(Dataset items)
*****
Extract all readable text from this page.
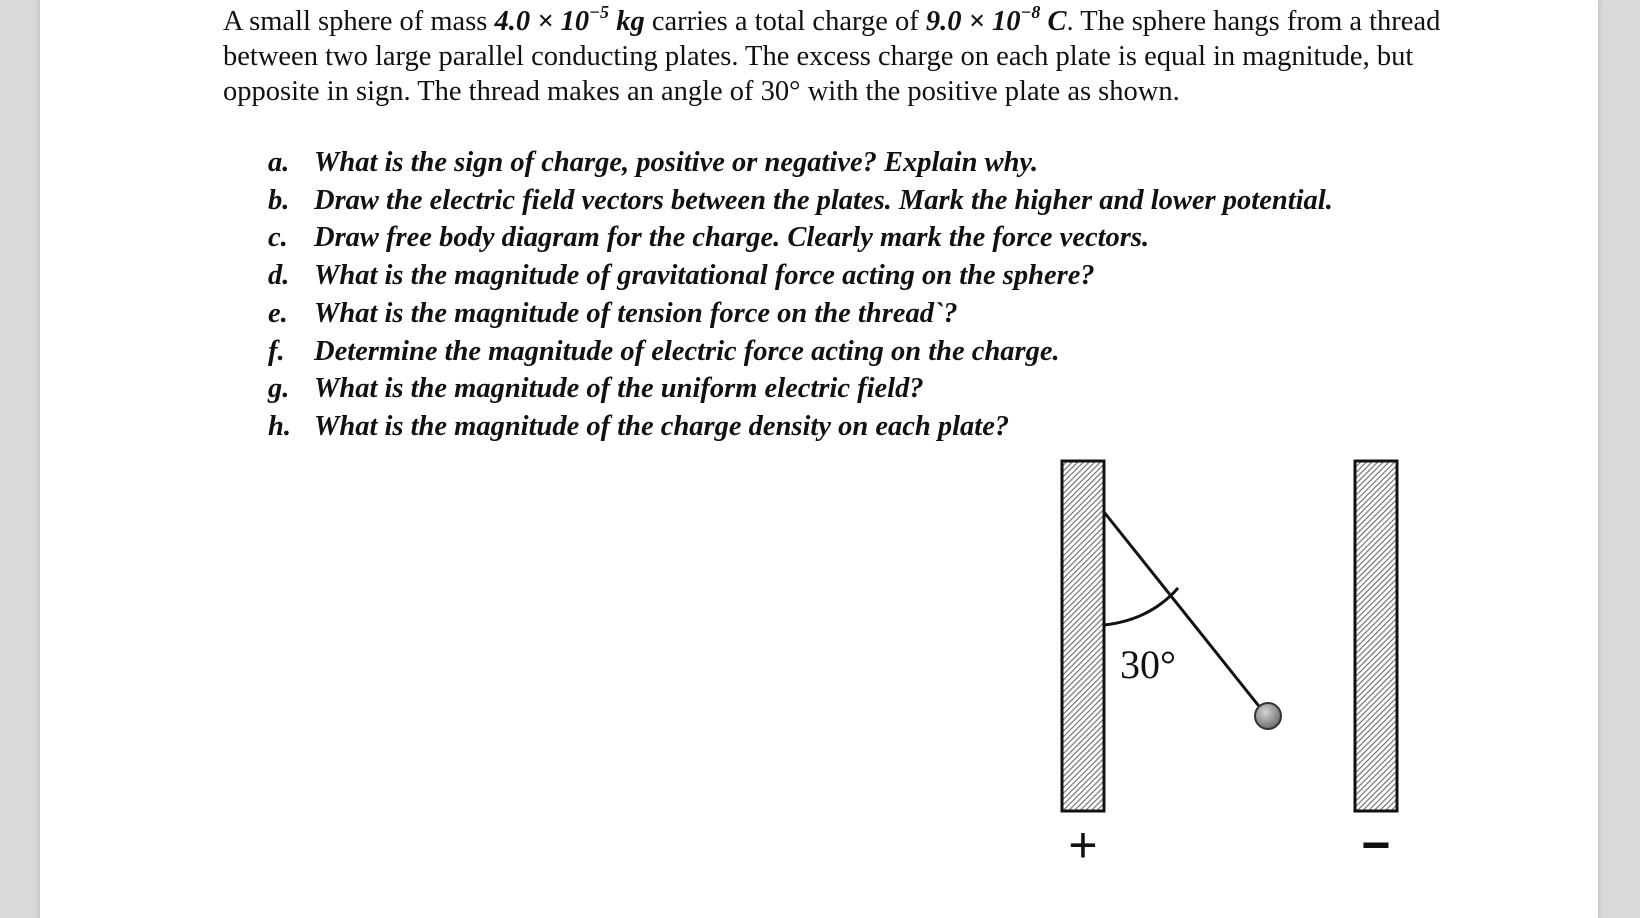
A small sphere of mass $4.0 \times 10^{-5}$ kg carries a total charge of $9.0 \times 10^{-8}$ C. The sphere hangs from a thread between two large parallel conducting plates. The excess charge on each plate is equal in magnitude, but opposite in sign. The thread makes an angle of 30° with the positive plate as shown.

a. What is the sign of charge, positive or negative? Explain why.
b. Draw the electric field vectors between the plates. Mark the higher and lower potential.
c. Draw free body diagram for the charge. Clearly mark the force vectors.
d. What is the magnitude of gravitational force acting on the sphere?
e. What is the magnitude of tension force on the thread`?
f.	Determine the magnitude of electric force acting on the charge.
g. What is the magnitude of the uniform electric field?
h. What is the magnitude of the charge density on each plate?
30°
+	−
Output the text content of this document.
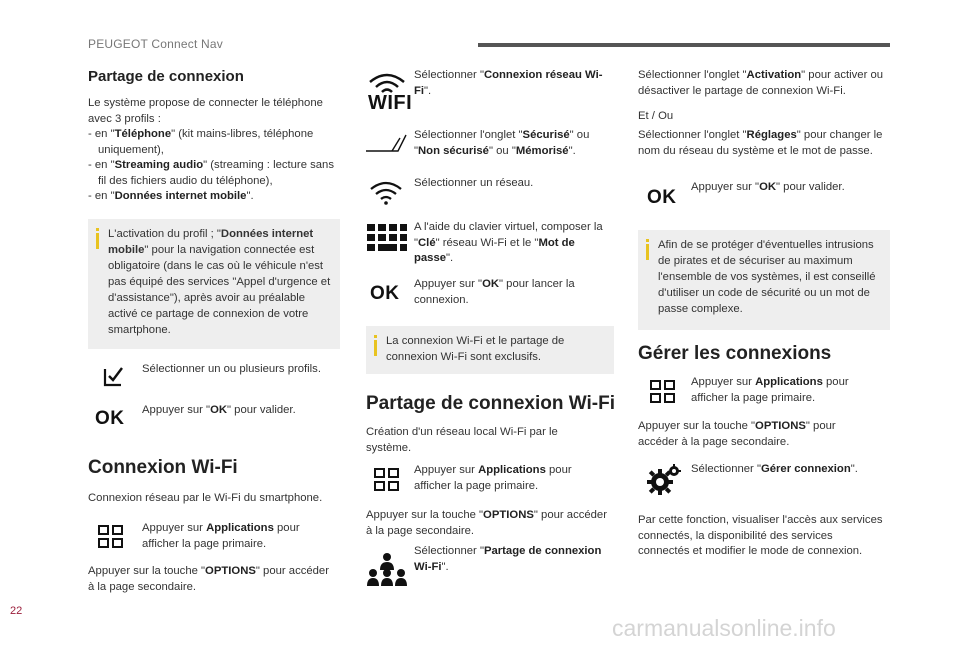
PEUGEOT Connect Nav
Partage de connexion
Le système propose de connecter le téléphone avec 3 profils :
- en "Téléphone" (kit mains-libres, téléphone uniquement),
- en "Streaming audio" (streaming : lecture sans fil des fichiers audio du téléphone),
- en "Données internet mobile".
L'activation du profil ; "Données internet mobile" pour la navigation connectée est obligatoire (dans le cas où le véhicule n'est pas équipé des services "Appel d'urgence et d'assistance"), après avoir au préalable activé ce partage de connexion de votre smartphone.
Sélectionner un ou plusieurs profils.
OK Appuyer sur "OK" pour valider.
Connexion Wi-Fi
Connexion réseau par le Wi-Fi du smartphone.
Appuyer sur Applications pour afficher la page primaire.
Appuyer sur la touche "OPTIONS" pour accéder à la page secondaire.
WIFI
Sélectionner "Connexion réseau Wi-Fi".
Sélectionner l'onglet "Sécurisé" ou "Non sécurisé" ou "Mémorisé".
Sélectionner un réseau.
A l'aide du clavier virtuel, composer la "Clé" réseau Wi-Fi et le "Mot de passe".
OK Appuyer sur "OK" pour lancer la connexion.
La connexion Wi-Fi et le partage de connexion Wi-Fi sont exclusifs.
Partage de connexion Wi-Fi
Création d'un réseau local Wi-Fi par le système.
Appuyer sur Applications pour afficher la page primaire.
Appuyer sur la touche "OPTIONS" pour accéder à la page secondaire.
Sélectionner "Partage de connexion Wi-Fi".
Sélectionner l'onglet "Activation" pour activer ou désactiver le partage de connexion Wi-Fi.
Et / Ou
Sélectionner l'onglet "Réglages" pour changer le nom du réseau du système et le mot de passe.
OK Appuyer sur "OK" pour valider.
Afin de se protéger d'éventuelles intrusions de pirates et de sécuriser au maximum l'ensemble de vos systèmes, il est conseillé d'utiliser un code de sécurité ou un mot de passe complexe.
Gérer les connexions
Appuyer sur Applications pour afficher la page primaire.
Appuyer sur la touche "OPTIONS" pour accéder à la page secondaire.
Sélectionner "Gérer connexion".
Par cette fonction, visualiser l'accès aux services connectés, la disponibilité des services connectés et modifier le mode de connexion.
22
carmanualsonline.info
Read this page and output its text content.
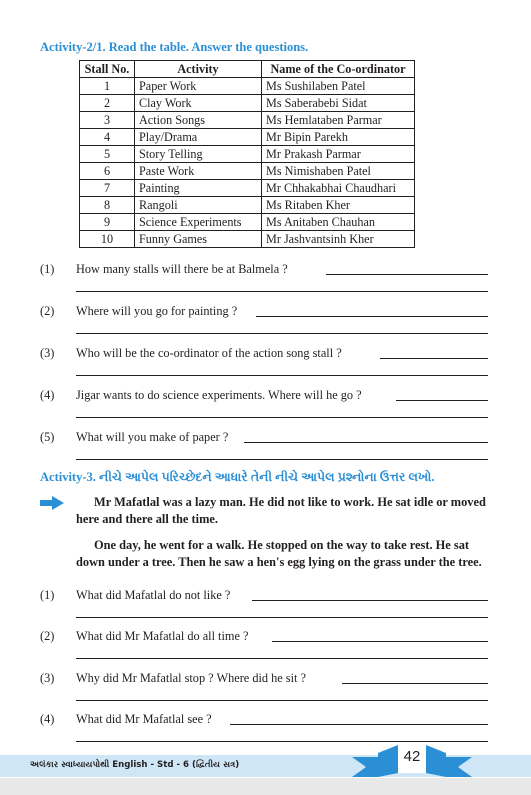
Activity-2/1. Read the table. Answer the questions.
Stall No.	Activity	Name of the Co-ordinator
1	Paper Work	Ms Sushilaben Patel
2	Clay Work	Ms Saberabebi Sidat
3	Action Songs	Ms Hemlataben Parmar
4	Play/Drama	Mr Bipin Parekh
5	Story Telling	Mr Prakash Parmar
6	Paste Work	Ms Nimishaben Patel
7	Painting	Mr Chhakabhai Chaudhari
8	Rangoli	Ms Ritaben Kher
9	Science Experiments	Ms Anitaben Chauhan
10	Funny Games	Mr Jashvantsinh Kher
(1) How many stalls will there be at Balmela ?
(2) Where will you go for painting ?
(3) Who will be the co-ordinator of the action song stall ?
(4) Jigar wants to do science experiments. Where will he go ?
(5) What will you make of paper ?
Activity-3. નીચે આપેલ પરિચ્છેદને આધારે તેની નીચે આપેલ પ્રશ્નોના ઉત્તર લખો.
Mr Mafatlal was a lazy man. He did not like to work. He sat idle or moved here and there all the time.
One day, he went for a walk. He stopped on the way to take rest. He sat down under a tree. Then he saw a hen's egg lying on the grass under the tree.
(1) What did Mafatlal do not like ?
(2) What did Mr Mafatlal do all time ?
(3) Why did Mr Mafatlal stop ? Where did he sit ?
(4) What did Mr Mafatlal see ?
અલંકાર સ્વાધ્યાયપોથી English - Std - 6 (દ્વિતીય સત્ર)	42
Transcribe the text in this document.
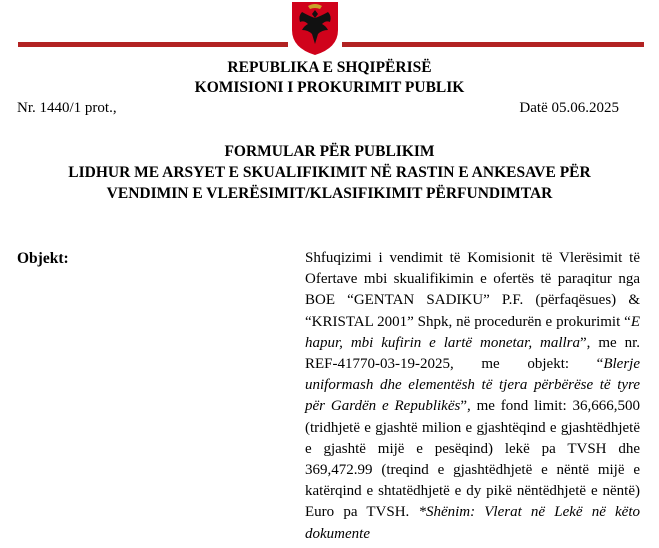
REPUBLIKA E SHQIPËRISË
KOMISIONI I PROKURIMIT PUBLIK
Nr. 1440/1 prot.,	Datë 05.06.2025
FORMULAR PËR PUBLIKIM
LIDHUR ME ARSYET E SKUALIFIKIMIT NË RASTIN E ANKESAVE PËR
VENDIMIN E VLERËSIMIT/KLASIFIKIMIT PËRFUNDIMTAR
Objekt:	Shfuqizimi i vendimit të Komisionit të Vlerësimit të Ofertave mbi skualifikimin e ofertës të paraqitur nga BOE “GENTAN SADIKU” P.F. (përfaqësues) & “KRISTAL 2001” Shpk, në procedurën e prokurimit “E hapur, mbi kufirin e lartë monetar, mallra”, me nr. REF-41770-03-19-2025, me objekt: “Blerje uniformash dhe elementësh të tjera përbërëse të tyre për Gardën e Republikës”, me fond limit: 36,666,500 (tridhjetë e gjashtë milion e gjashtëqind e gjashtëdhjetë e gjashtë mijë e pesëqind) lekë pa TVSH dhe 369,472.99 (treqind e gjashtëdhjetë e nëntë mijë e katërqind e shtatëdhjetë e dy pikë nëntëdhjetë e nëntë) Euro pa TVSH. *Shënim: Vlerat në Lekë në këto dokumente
*****
Omit the pictures and give the material again, exactly and in full.

[EXERCISE OUTPUT]:
Extract all readable text from this page.
A small sphere of mass $4.0 \times 10^{-5}$ kg carries a total charge of $9.0 \times 10^{-8}$ C. The sphere hangs from a thread between two large parallel conducting plates. The excess charge on each plate is equal in magnitude, but opposite in sign. The thread makes an angle of 30° with the positive plate as shown.

a. What is the sign of charge, positive or negative? Explain why.
b. Draw the electric field vectors between the plates. Mark the higher and lower potential.
c. Draw free body diagram for the charge. Clearly mark the force vectors.
d. What is the magnitude of gravitational force acting on the sphere?
e. What is the magnitude of tension force on the thread`?
f.	Determine the magnitude of electric force acting on the charge.
g. What is the magnitude of the uniform electric field?
h. What is the magnitude of the charge density on each plate?
30°
+	−
Output the text content of this document.
PEUGEOT Connect Nav
Partage de connexion
Le système propose de connecter le téléphone avec 3 profils :
- en "Téléphone" (kit mains-libres, téléphone uniquement),
- en "Streaming audio" (streaming : lecture sans fil des fichiers audio du téléphone),
- en "Données internet mobile".
L'activation du profil ; "Données internet mobile" pour la navigation connectée est obligatoire (dans le cas où le véhicule n'est pas équipé des services "Appel d'urgence et d'assistance"), après avoir au préalable activé ce partage de connexion de votre smartphone.
Sélectionner un ou plusieurs profils.
OK Appuyer sur "OK" pour valider.
Connexion Wi-Fi
Connexion réseau par le Wi-Fi du smartphone.
Appuyer sur Applications pour afficher la page primaire.
Appuyer sur la touche "OPTIONS" pour accéder à la page secondaire.
WIFI
Sélectionner "Connexion réseau Wi-Fi".
Sélectionner l'onglet "Sécurisé" ou "Non sécurisé" ou "Mémorisé".
Sélectionner un réseau.
A l'aide du clavier virtuel, composer la "Clé" réseau Wi-Fi et le "Mot de passe".
OK Appuyer sur "OK" pour lancer la connexion.
La connexion Wi-Fi et le partage de connexion Wi-Fi sont exclusifs.
Partage de connexion Wi-Fi
Création d'un réseau local Wi-Fi par le système.
Appuyer sur Applications pour afficher la page primaire.
Appuyer sur la touche "OPTIONS" pour accéder à la page secondaire.
Sélectionner "Partage de connexion Wi-Fi".
Sélectionner l'onglet "Activation" pour activer ou désactiver le partage de connexion Wi-Fi.
Et / Ou
Sélectionner l'onglet "Réglages" pour changer le nom du réseau du système et le mot de passe.
OK Appuyer sur "OK" pour valider.
Afin de se protéger d'éventuelles intrusions de pirates et de sécuriser au maximum l'ensemble de vos systèmes, il est conseillé d'utiliser un code de sécurité ou un mot de passe complexe.
Gérer les connexions
Appuyer sur Applications pour afficher la page primaire.
Appuyer sur la touche "OPTIONS" pour accéder à la page secondaire.
Sélectionner "Gérer connexion".
Par cette fonction, visualiser l'accès aux services connectés, la disponibilité des services connectés et modifier le mode de connexion.
22
carmanualsonline.info
Read this page and output its text content.
Activity-2/1. Read the table. Answer the questions.
Stall No.	Activity	Name of the Co-ordinator
1	Paper Work	Ms Sushilaben Patel
2	Clay Work	Ms Saberabebi Sidat
3	Action Songs	Ms Hemlataben Parmar
4	Play/Drama	Mr Bipin Parekh
5	Story Telling	Mr Prakash Parmar
6	Paste Work	Ms Nimishaben Patel
7	Painting	Mr Chhakabhai Chaudhari
8	Rangoli	Ms Ritaben Kher
9	Science Experiments	Ms Anitaben Chauhan
10	Funny Games	Mr Jashvantsinh Kher
(1) How many stalls will there be at Balmela ?
(2) Where will you go for painting ?
(3) Who will be the co-ordinator of the action song stall ?
(4) Jigar wants to do science experiments. Where will he go ?
(5) What will you make of paper ?
Activity-3. નીચે આપેલ પરિચ્છેદને આધારે તેની નીચે આપેલ પ્રશ્નોના ઉત્તર લખો.
Mr Mafatlal was a lazy man. He did not like to work. He sat idle or moved here and there all the time.
One day, he went for a walk. He stopped on the way to take rest. He sat down under a tree. Then he saw a hen's egg lying on the grass under the tree.
(1) What did Mafatlal do not like ?
(2) What did Mr Mafatlal do all time ?
(3) Why did Mr Mafatlal stop ? Where did he sit ?
(4) What did Mr Mafatlal see ?
અલંકાર સ્વાધ્યાયપોથી English - Std - 6 (દ્વિતીય સત્ર)	42
Transcribe the text in this document.
REPUBLIKA E SHQIPËRISË
KOMISIONI I PROKURIMIT PUBLIK
Nr. 1440/1 prot.,	Datë 05.06.2025
FORMULAR PËR PUBLIKIM
LIDHUR ME ARSYET E SKUALIFIKIMIT NË RASTIN E ANKESAVE PËR
VENDIMIN E VLERËSIMIT/KLASIFIKIMIT PËRFUNDIMTAR
Objekt:	Shfuqizimi i vendimit të Komisionit të Vlerësimit të Ofertave mbi skualifikimin e ofertës të paraqitur nga BOE “GENTAN SADIKU” P.F. (përfaqësues) & “KRISTAL 2001” Shpk, në procedurën e prokurimit “E hapur, mbi kufirin e lartë monetar, mallra”, me nr. REF-41770-03-19-2025, me objekt: “Blerje uniformash dhe elementësh të tjera përbërëse të tyre për Gardën e Republikës”, me fond limit: 36,666,500 (tridhjetë e gjashtë milion e gjashtëqind e gjashtëdhjetë e gjashtë mijë e pesëqind) lekë pa TVSH dhe 369,472.99 (treqind e gjashtëdhjetë e nëntë mijë e katërqind e shtatëdhjetë e dy pikë nëntëdhjetë e nëntë) Euro pa TVSH. *Shënim: Vlerat në Lekë në këto dokumente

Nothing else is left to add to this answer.